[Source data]
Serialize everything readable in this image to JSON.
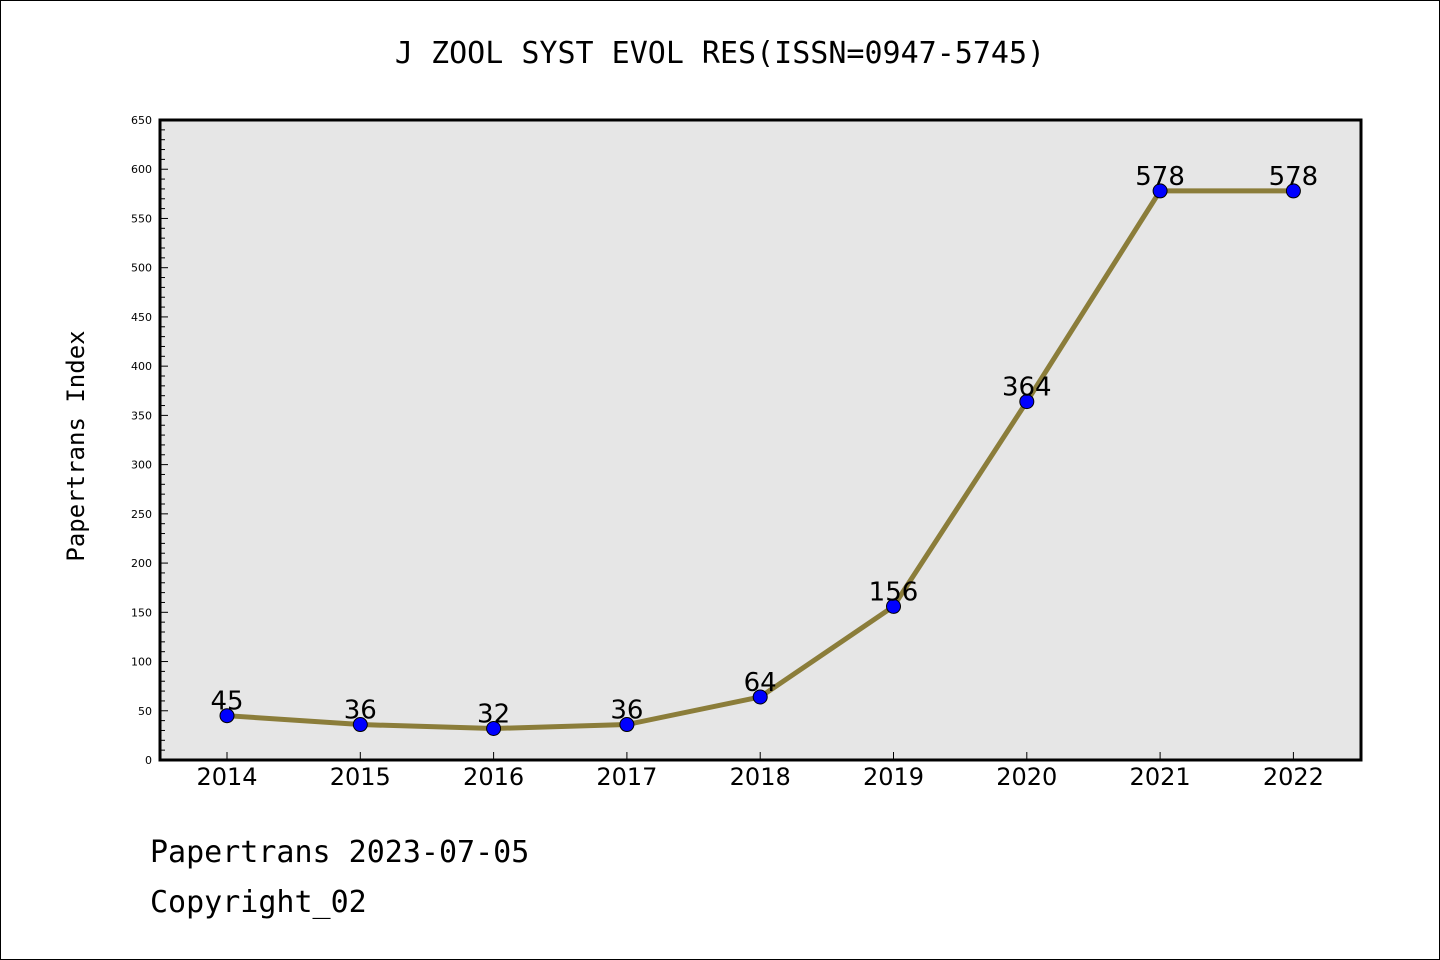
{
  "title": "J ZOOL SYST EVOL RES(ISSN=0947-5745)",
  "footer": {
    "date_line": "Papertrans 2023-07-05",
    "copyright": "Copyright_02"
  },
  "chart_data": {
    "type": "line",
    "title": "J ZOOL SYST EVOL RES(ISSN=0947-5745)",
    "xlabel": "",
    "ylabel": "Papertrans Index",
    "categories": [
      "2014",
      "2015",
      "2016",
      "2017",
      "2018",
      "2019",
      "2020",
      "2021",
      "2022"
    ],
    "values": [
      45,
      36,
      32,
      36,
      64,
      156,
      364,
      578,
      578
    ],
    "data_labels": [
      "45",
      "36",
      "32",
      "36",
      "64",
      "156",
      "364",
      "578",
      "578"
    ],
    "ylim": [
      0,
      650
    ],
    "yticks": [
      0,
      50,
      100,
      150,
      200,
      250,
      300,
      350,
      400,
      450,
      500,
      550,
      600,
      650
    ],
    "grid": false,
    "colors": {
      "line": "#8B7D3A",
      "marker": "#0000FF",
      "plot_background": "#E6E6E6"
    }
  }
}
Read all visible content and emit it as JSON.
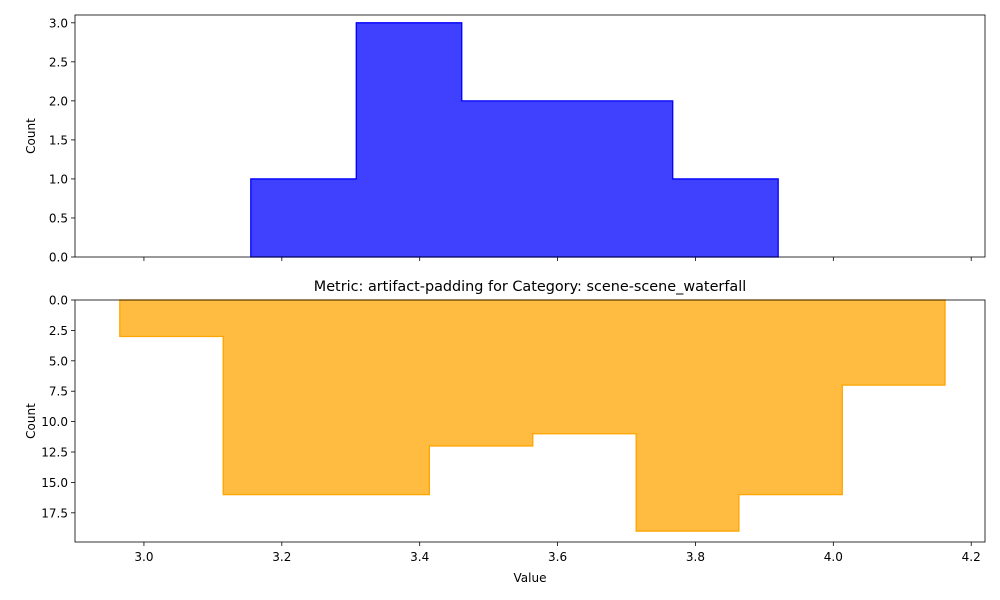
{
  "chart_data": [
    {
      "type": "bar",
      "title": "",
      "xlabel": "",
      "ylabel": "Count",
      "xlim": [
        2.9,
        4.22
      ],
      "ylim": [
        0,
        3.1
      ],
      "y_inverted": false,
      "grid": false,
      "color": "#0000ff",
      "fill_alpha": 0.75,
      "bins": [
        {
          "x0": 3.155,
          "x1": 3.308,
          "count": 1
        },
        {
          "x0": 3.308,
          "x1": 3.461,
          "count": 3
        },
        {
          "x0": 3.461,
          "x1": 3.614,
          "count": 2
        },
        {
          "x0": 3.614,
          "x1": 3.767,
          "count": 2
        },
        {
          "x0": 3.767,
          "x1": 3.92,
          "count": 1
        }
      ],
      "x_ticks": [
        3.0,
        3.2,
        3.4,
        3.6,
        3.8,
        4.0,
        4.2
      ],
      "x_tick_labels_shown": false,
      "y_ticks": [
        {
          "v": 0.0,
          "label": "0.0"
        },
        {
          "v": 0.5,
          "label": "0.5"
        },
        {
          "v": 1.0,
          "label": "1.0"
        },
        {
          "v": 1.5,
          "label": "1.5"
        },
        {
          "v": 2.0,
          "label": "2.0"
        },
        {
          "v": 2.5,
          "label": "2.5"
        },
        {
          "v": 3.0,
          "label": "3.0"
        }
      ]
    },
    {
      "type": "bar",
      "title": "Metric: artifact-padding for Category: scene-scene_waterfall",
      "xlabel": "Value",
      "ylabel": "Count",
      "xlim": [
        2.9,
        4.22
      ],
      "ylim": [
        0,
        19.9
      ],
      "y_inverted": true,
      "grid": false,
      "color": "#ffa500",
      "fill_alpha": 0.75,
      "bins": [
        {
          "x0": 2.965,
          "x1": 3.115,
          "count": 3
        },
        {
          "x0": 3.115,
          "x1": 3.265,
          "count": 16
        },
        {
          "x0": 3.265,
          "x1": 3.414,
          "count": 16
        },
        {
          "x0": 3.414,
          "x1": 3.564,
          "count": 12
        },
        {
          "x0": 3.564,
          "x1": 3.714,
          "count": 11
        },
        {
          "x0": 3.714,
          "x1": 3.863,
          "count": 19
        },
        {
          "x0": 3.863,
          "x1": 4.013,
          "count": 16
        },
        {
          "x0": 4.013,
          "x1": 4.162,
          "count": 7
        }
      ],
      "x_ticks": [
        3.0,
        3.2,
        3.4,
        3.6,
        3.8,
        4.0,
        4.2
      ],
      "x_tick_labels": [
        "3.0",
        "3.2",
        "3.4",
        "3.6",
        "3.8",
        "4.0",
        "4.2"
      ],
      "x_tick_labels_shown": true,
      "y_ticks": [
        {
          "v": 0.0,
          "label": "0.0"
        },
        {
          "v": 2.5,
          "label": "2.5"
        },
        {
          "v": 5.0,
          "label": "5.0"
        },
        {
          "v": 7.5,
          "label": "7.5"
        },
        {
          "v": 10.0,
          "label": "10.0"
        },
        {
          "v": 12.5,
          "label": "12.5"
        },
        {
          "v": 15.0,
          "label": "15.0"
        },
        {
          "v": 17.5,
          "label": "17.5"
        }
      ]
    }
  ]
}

...

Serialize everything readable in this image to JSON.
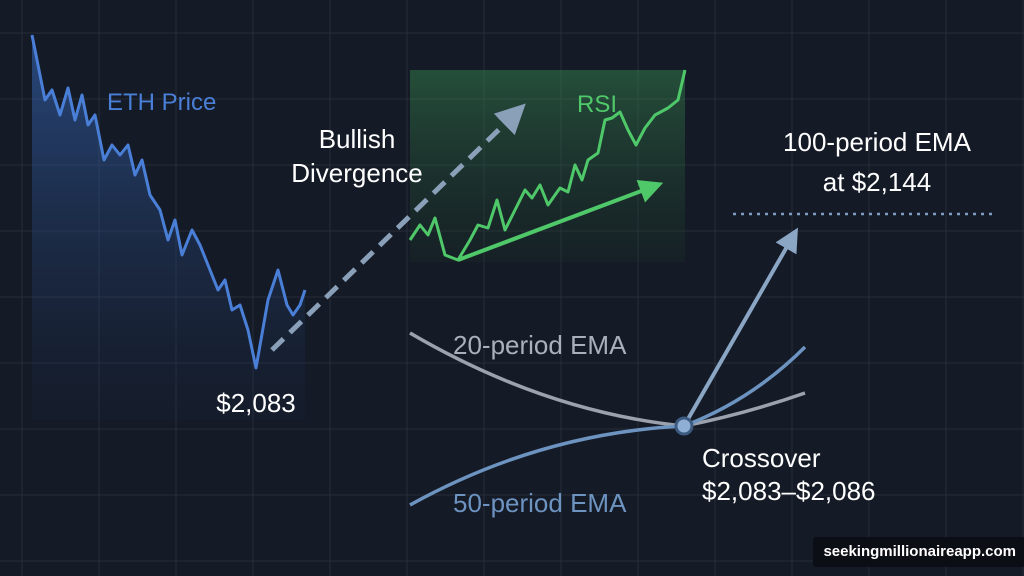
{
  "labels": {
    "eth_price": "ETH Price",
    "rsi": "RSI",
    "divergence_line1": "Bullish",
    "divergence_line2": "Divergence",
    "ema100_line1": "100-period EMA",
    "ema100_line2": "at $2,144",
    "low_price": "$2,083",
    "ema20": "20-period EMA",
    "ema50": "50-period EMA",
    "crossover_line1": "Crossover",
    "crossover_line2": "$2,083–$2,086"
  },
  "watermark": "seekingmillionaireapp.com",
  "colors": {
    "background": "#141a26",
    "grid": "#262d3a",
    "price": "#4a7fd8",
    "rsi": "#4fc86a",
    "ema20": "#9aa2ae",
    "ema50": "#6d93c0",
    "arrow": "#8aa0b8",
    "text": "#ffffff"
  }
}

## [Stated problem]
Copy the lines from the entries above in which the word "EVOL" appears.

## [Correct answer]
  "title": "J ZOOL SYST EVOL RES(ISSN=0947-5745)",
    "title": "J ZOOL SYST EVOL RES(ISSN=0947-5745)",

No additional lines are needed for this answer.